--- Begin Input data ---

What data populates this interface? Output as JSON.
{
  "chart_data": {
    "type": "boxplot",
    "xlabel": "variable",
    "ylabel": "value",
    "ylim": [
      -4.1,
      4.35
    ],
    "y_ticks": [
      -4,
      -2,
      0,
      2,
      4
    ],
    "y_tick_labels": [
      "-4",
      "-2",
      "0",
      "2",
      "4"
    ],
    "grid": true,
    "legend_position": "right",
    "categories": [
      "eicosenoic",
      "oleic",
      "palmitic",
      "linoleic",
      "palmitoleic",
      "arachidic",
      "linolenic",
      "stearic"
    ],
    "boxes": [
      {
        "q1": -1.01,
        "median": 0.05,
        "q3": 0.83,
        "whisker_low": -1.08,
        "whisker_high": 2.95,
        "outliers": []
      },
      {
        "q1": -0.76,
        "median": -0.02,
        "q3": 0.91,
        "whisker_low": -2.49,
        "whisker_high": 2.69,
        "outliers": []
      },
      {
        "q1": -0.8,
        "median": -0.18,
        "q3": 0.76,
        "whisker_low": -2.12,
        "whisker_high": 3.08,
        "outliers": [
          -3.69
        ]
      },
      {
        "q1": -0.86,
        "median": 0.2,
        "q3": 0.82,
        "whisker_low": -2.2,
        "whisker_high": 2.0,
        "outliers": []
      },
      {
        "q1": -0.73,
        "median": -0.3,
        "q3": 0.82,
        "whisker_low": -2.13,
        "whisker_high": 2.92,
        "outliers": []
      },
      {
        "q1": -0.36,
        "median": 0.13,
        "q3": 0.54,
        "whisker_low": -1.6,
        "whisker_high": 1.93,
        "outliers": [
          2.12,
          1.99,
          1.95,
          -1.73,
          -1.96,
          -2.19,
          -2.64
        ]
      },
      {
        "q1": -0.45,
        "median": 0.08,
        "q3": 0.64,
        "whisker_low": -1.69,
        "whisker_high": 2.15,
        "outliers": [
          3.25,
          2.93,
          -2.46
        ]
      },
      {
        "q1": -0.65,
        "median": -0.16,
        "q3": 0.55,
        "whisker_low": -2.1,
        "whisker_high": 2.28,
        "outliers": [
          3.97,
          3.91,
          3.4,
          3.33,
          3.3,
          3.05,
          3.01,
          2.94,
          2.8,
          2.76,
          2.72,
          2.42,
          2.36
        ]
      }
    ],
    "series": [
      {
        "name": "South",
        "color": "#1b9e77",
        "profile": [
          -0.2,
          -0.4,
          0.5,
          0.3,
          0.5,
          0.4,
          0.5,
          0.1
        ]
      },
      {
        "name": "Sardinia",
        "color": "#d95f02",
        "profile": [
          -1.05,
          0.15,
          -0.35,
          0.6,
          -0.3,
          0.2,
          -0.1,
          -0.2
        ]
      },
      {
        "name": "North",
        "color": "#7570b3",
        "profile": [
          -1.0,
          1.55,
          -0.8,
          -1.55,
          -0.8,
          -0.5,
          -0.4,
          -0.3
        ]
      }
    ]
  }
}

--- End Input data ---

• **Goal**:
From the entries above, copy every line where the word "color" shows up.

• **The output**:
        "color": "#1b9e77",
        "color": "#d95f02",
        "color": "#7570b3",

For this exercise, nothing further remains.